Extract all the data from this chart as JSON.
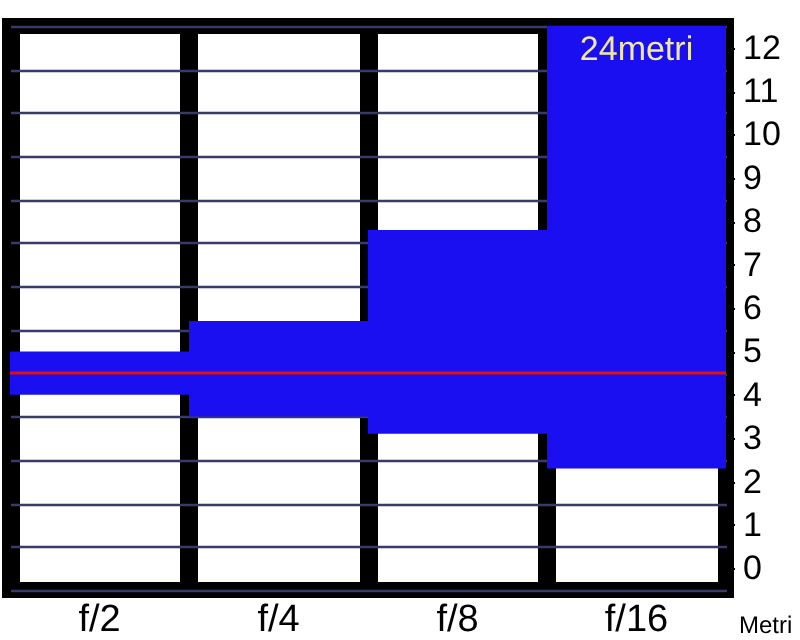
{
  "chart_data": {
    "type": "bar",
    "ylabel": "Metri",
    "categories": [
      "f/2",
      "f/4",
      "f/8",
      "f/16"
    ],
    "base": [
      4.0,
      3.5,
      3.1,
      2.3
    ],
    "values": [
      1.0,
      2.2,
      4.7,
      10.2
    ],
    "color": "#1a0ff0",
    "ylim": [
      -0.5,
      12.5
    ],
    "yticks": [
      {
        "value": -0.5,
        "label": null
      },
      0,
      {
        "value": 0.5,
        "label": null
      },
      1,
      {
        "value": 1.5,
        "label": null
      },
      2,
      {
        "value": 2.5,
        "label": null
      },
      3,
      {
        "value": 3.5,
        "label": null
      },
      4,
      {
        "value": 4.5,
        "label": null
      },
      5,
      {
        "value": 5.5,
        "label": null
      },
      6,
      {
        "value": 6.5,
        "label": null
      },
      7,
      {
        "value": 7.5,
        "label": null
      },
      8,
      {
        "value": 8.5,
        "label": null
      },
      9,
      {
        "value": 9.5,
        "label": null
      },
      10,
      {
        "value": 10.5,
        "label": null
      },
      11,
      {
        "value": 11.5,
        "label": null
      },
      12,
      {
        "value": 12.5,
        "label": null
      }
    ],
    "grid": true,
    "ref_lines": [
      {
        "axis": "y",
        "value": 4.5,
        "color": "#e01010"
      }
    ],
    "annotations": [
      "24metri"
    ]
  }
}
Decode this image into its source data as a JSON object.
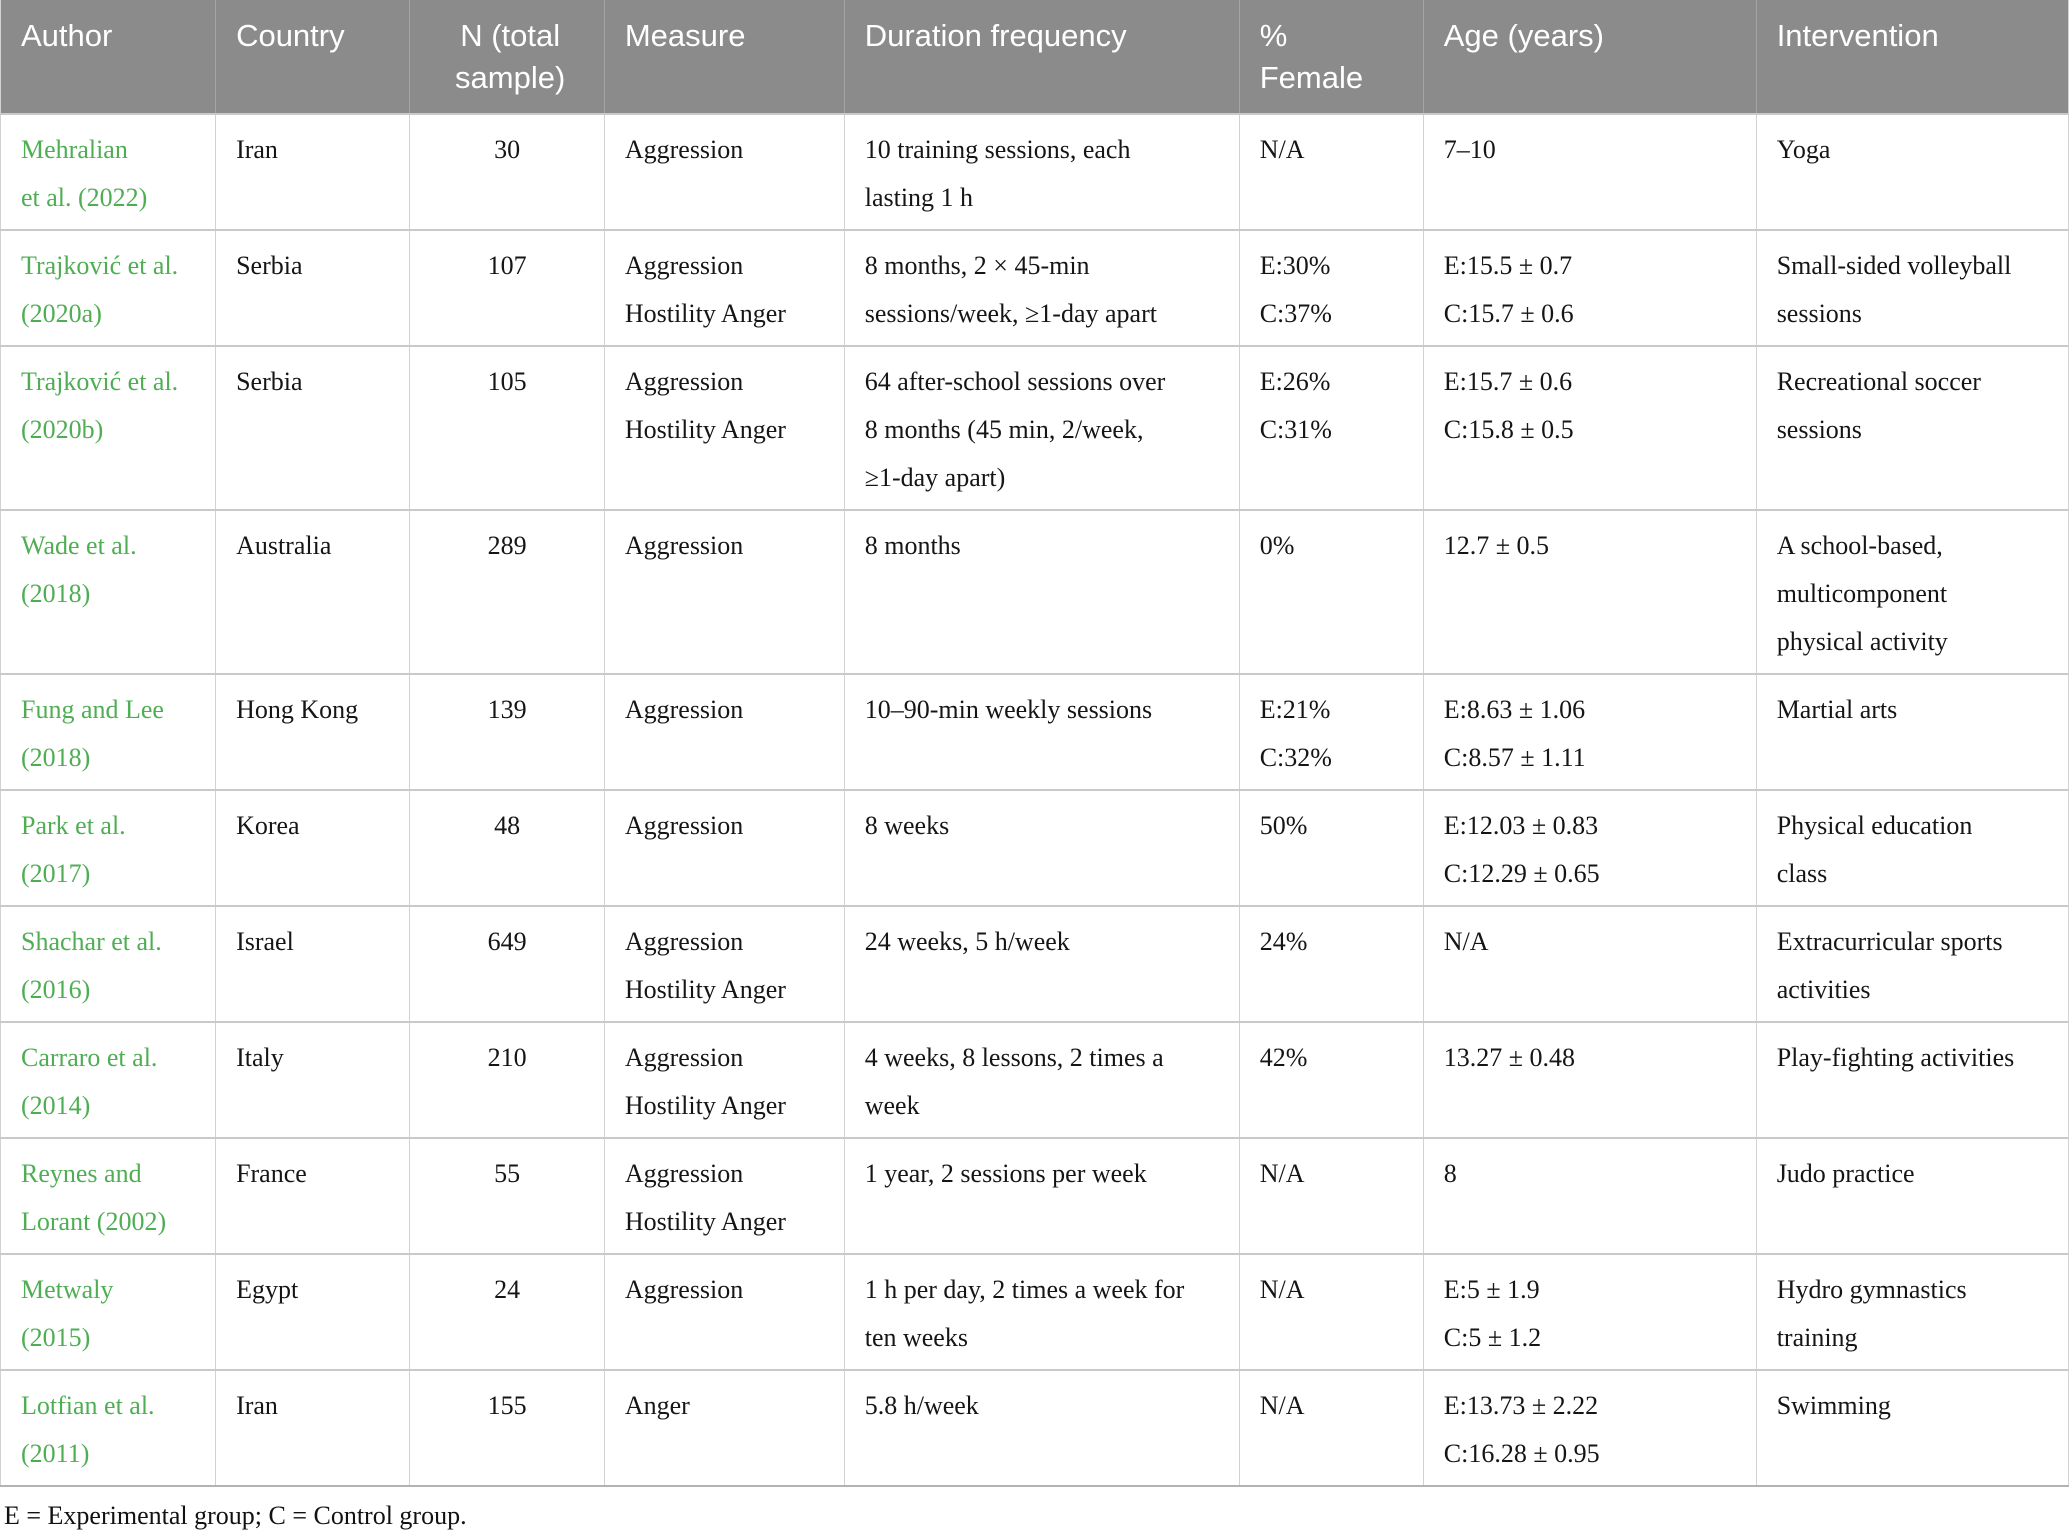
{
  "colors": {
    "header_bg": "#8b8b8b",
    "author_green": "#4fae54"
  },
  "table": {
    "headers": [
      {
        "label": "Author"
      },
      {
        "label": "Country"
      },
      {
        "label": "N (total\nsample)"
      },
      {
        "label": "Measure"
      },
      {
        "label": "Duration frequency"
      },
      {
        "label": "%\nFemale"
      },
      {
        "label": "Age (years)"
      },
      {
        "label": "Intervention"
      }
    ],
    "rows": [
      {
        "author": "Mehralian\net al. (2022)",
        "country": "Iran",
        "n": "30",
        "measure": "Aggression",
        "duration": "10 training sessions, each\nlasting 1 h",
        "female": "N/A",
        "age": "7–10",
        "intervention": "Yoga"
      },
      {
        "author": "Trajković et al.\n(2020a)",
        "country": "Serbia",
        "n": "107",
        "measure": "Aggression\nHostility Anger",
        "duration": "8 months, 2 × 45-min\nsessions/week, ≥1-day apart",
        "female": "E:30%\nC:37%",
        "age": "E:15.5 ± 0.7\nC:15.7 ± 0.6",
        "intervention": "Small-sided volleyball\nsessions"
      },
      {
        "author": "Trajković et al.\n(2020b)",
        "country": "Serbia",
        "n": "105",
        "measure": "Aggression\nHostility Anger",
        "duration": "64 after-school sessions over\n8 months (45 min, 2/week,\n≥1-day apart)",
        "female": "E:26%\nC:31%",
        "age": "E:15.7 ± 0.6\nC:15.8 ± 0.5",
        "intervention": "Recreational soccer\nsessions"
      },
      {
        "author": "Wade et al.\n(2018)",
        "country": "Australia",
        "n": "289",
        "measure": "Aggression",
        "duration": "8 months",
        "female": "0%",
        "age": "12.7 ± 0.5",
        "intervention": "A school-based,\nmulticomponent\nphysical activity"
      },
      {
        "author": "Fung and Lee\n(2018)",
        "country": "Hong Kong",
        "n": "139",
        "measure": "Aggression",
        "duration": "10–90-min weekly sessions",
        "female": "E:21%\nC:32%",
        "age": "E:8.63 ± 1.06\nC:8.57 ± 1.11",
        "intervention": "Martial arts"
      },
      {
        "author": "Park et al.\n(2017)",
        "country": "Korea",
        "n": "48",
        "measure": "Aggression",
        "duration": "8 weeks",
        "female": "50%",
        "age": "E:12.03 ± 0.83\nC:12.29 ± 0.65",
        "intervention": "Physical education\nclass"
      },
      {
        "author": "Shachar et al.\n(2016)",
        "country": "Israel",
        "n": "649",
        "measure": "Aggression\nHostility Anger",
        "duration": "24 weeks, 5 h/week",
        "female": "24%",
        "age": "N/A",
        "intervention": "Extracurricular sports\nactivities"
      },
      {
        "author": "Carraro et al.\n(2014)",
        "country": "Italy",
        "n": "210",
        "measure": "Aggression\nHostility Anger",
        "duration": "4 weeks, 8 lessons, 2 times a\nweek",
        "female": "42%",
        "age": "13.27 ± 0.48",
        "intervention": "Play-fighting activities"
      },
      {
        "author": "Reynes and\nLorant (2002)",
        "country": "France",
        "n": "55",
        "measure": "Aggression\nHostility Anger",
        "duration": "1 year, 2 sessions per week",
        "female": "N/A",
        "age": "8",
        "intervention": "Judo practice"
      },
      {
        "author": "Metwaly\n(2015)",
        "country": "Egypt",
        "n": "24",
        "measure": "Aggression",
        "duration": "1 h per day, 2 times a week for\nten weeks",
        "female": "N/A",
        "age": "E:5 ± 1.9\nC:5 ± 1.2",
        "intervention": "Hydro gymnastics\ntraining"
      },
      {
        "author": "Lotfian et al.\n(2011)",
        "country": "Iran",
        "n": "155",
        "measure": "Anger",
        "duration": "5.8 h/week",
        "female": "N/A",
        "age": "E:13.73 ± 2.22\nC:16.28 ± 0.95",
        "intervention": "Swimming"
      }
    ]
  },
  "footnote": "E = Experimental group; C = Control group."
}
__________
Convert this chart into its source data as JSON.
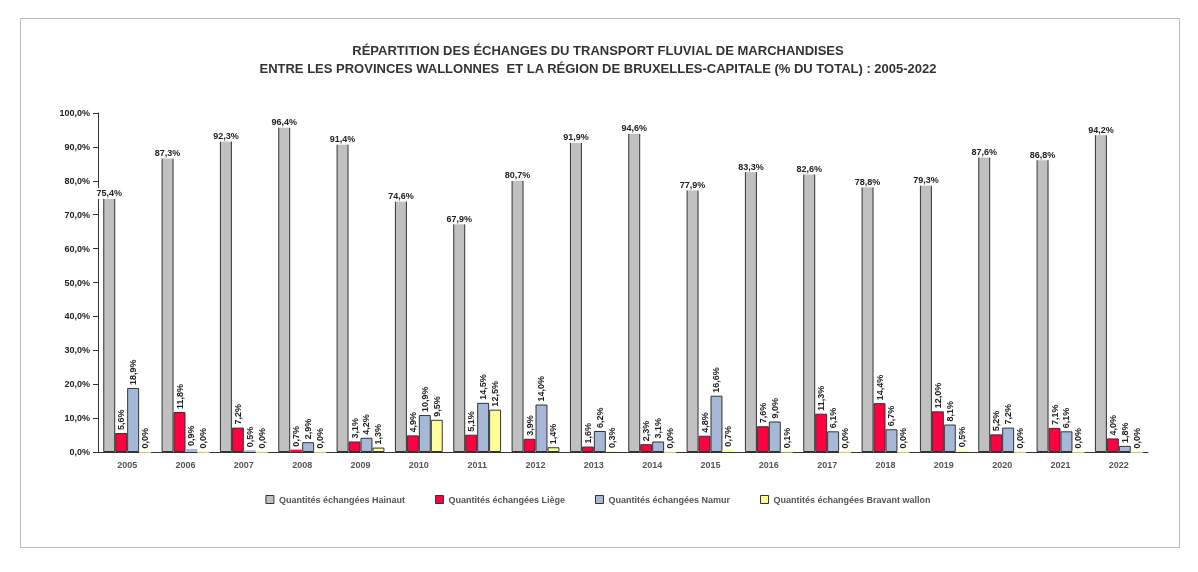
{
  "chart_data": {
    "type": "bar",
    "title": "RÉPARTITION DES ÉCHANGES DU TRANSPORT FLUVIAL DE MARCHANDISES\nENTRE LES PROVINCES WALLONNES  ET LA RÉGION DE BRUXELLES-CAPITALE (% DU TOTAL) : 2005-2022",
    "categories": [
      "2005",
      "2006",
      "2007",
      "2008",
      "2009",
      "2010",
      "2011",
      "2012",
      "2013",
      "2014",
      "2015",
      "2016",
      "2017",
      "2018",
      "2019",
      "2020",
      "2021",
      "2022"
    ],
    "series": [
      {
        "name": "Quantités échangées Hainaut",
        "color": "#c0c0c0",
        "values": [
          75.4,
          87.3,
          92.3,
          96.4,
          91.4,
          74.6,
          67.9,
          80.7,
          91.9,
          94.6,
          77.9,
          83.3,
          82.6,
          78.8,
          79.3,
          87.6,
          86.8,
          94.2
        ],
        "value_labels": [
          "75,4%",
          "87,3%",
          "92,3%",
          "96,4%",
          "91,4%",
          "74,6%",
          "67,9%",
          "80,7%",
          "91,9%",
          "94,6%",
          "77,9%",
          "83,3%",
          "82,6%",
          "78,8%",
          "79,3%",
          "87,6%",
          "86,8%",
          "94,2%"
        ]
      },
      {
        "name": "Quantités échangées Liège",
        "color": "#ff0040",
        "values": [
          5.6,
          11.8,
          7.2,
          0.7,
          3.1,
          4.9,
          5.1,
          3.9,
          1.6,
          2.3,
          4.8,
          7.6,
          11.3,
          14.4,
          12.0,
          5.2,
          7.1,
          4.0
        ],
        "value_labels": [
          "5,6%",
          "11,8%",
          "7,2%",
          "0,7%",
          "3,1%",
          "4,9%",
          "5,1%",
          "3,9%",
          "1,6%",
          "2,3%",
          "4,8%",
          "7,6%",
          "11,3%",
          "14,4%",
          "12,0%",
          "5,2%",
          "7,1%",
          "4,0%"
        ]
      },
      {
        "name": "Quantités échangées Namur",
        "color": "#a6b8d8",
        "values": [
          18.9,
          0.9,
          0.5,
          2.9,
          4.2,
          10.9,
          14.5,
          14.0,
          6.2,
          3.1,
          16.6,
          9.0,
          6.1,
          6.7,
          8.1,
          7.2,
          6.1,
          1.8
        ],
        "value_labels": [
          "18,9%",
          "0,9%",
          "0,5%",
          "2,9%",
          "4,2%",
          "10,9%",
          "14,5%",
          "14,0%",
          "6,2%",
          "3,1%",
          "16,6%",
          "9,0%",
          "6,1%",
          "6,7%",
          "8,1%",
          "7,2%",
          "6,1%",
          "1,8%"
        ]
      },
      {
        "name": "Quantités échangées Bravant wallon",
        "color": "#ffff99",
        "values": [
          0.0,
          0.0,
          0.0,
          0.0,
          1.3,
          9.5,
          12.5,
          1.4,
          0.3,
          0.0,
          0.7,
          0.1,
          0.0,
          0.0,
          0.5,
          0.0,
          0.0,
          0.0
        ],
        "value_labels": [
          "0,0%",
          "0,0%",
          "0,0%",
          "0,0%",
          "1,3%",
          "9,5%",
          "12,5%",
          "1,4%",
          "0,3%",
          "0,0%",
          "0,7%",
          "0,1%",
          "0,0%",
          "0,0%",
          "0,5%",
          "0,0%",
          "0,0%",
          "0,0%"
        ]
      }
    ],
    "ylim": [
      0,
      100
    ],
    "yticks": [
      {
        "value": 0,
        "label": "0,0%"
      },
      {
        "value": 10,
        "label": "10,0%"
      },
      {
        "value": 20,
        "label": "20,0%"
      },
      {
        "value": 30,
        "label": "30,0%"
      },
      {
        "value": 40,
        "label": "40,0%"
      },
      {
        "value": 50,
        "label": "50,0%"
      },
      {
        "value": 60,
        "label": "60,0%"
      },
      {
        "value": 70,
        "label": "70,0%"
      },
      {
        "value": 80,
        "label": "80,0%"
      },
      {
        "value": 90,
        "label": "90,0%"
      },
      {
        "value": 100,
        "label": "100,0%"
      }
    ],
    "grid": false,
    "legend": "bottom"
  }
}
__________
▶ _Work instructions_
Report all lines of the data that include the word "this".

▶ _Exercise response_
Extract all the data from this chart as JSON.
Decode this image into its source data as a JSON object.
Convert this chart into its source data as JSON.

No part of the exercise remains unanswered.